# start of MATERIAL FOR THIS EXERCISE

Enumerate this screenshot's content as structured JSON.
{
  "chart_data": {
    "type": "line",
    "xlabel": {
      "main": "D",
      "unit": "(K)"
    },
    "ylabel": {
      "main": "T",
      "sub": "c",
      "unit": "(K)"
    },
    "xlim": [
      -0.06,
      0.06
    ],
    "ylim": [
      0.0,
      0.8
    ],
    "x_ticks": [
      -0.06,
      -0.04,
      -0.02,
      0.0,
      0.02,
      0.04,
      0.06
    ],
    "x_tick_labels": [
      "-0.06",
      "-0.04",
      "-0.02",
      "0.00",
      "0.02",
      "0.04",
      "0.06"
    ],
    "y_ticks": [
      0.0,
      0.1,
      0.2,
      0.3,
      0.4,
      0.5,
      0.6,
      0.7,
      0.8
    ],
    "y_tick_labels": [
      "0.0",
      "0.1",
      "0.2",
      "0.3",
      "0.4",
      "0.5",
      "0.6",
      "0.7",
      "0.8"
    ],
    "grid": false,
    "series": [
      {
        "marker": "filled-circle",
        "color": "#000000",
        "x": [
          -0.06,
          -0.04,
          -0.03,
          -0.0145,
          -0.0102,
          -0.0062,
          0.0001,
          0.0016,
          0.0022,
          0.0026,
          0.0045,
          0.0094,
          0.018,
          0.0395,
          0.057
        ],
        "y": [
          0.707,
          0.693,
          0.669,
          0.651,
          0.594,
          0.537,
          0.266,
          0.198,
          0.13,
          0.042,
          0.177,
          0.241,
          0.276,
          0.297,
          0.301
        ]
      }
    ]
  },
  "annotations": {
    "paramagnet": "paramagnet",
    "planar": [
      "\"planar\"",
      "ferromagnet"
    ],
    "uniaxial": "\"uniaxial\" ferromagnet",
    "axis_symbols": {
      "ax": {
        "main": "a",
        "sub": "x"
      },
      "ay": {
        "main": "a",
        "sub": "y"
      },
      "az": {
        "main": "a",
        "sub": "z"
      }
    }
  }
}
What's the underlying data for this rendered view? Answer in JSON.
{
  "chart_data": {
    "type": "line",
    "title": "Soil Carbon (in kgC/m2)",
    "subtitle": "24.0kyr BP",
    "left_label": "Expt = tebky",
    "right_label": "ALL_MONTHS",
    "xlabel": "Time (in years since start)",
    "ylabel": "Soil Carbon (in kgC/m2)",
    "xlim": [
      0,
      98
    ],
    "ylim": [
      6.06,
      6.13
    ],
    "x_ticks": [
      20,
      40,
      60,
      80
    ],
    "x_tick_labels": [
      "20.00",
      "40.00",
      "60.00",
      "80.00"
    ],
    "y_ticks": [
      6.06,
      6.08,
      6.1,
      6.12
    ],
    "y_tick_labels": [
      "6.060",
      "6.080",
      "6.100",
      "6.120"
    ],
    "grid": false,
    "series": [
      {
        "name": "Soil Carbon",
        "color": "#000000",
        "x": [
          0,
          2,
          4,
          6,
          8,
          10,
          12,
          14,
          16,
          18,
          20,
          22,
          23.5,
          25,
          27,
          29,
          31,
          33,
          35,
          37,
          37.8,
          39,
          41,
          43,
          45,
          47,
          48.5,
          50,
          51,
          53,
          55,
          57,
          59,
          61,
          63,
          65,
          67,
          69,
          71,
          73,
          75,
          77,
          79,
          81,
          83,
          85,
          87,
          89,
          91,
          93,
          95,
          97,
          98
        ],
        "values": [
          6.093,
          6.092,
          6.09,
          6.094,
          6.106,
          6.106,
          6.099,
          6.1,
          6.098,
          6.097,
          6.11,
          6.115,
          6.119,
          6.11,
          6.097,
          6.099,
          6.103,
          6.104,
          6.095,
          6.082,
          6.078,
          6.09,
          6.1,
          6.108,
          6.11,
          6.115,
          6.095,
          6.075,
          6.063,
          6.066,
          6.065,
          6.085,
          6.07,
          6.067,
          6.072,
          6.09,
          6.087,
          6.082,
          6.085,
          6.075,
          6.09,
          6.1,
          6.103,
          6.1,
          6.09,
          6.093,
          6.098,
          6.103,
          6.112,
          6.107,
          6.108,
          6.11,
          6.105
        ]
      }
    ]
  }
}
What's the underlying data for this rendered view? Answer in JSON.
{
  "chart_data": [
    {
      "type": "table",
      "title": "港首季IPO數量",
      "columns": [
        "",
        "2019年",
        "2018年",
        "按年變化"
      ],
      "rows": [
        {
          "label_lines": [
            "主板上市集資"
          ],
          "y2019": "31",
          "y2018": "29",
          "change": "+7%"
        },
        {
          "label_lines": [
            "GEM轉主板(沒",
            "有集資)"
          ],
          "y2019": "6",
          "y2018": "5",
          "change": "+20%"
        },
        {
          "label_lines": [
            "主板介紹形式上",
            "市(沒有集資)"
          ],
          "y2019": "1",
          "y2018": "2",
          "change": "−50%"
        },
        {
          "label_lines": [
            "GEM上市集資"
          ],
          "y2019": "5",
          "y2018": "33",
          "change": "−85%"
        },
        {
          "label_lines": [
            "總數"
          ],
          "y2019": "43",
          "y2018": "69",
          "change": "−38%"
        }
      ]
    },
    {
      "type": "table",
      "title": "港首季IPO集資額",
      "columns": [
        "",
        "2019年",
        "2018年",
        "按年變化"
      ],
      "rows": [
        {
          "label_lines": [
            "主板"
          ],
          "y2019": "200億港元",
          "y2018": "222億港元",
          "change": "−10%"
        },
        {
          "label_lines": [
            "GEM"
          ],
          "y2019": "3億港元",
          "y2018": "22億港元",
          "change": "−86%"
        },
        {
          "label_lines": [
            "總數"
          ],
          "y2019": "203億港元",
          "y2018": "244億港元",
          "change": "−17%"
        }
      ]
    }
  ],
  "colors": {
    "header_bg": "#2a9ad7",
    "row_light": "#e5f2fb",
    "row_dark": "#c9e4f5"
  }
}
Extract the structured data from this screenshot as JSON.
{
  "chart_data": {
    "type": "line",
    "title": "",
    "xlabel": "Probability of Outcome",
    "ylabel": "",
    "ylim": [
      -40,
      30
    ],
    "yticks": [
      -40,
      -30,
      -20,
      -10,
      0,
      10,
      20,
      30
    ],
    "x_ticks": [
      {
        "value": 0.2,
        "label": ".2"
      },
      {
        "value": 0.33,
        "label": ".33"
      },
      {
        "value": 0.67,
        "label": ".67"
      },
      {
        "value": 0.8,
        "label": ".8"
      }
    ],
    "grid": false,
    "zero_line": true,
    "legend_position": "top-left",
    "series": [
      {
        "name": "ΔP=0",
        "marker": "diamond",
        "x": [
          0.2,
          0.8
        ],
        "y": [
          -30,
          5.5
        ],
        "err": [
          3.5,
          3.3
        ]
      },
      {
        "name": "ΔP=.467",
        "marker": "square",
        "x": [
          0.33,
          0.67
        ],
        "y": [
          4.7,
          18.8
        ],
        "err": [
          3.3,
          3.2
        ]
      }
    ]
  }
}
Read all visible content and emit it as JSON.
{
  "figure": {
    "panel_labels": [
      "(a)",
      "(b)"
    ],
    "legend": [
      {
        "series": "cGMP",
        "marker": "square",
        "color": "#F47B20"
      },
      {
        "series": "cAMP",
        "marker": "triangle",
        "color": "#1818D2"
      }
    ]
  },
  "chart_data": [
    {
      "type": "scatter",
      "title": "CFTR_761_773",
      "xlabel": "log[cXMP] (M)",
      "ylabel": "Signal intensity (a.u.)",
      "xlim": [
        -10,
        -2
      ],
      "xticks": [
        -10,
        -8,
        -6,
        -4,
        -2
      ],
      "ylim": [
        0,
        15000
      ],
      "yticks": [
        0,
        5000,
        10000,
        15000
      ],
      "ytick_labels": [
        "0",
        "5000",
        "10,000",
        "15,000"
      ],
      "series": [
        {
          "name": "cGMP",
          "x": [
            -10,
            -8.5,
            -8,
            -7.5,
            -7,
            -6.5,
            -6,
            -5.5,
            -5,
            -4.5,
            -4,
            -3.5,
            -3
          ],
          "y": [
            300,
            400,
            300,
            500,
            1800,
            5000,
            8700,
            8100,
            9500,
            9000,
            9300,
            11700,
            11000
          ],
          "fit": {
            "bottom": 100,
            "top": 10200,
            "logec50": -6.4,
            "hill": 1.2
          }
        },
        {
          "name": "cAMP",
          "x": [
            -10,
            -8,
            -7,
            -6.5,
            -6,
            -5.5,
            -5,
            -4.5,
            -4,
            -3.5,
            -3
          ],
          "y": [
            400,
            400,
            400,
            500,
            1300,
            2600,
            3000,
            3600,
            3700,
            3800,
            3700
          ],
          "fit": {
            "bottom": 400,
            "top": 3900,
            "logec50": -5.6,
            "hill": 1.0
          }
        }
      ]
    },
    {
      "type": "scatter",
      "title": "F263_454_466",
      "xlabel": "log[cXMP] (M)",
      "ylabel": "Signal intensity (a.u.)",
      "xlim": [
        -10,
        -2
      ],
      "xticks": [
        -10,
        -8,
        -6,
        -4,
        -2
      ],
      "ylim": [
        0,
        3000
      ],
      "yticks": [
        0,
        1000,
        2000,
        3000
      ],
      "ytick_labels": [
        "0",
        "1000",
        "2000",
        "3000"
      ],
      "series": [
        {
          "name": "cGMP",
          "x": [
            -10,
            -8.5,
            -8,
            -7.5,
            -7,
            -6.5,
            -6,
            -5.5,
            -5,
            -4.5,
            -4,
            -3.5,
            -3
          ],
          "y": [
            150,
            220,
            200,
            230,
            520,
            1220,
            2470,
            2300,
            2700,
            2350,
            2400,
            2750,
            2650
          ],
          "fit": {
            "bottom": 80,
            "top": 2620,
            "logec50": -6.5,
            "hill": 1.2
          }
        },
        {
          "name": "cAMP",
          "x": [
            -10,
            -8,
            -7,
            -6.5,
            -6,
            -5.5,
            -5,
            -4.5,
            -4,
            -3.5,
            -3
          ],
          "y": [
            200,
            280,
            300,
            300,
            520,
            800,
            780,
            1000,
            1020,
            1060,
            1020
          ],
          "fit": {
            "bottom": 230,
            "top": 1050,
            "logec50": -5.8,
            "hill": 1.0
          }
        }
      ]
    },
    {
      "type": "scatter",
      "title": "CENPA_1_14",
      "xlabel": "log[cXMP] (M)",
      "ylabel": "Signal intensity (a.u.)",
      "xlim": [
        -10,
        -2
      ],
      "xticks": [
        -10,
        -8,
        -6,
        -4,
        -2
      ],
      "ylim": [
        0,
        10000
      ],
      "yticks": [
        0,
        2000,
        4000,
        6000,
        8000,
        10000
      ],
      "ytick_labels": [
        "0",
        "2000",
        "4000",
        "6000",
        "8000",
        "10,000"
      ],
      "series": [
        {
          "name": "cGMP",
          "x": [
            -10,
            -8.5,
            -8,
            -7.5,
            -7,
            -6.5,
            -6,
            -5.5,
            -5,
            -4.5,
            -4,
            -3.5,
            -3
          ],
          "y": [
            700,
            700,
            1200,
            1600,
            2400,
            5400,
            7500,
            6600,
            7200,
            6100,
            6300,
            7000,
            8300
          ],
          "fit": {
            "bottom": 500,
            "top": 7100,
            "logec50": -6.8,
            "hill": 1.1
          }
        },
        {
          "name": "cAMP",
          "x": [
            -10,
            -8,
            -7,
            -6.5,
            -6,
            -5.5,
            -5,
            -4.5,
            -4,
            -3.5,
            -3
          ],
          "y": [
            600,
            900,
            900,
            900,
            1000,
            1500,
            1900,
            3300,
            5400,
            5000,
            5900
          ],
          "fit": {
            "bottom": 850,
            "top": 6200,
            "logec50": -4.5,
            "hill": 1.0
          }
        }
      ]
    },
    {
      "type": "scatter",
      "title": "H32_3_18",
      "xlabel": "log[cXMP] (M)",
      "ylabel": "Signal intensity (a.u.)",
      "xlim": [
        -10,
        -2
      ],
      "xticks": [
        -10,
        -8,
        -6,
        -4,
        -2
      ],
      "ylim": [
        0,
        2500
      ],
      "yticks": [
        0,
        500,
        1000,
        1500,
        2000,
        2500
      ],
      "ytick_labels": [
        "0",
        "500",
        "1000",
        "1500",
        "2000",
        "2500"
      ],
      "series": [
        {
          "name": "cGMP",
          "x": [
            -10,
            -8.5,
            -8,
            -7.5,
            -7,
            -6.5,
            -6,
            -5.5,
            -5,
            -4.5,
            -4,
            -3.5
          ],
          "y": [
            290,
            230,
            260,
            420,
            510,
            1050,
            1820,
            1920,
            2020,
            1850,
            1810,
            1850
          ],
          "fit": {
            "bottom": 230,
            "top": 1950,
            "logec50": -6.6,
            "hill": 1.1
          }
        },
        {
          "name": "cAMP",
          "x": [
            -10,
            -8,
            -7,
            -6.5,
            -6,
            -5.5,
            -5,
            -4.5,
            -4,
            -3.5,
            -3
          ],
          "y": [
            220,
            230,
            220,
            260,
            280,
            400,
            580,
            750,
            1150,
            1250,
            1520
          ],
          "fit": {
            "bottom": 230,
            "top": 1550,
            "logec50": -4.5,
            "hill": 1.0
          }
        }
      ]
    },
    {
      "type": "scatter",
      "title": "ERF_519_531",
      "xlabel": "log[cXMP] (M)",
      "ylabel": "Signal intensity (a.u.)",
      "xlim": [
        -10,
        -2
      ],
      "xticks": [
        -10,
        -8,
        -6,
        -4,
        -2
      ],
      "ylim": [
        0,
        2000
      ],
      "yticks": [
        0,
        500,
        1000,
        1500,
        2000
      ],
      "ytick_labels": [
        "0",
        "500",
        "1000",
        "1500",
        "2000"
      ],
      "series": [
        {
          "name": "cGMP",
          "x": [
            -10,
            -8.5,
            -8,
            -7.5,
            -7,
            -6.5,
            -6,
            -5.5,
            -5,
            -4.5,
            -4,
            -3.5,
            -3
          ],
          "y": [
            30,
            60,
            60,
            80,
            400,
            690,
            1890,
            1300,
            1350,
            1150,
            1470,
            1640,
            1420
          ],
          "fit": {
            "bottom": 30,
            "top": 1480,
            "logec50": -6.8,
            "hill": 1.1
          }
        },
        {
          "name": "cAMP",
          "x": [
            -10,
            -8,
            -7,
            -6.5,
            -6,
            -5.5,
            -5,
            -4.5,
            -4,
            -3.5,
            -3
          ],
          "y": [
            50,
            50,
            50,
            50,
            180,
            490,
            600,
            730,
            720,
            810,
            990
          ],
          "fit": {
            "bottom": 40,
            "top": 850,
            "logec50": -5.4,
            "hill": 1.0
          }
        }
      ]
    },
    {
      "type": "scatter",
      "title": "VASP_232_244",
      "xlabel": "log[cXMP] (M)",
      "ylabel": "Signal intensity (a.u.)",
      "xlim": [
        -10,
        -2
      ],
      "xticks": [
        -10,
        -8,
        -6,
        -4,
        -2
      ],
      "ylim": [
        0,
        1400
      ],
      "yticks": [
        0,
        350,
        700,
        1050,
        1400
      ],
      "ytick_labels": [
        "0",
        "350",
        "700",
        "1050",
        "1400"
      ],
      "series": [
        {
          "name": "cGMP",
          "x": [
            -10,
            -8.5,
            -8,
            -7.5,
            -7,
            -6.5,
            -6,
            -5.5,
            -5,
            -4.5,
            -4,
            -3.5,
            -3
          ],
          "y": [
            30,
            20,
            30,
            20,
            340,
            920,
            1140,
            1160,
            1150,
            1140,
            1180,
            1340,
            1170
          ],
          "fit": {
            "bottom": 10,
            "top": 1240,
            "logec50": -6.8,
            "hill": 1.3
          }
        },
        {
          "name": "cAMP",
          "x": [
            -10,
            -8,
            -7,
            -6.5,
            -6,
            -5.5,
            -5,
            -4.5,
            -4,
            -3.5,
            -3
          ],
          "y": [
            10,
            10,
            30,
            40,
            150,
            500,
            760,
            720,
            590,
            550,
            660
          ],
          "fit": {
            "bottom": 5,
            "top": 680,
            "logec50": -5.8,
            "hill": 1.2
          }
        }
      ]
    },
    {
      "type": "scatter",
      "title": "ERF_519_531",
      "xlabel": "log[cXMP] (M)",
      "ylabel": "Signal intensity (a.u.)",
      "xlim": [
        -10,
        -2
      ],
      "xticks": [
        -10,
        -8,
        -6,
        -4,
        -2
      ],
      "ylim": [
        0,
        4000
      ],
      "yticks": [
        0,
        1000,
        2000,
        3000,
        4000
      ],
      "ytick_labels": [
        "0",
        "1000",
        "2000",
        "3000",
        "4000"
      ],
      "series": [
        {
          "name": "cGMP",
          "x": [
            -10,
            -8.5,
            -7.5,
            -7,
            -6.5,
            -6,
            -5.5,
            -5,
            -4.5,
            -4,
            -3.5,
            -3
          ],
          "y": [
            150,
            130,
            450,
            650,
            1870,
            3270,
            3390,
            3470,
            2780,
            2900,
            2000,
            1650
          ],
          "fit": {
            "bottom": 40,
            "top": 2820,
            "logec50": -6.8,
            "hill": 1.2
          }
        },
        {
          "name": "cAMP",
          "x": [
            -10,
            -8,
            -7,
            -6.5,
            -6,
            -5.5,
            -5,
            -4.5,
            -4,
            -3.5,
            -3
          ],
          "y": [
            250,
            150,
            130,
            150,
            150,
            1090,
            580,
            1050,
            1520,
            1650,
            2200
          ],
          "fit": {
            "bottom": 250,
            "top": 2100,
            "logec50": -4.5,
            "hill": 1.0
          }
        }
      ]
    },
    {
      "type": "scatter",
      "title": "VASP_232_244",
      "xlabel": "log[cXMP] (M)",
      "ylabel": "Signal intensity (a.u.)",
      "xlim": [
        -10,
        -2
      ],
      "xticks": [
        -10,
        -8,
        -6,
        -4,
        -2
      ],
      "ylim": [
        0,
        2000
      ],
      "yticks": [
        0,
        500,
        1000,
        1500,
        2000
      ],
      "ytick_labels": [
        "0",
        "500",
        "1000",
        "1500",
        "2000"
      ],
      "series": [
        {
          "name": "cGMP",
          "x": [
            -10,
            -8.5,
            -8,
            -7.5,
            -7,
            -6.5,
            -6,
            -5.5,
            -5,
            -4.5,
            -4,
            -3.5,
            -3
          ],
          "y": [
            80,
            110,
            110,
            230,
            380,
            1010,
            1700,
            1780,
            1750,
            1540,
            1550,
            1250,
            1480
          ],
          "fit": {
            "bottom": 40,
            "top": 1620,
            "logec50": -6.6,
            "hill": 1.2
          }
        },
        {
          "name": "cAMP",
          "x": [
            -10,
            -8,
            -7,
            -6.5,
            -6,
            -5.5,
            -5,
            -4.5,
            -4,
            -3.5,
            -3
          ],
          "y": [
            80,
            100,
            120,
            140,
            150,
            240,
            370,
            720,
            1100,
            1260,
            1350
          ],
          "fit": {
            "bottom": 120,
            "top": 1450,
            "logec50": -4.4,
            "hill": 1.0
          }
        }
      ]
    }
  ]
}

# end of MATERIAL FOR THIS EXERCISE

§ WHAT TO DO: Scan the listing above. Collect all lines with the word "Soil".

§ ANSWER FOR THE TASK:
    "title": "Soil Carbon (in kgC/m2)",
    "ylabel": "Soil Carbon (in kgC/m2)",
        "name": "Soil Carbon",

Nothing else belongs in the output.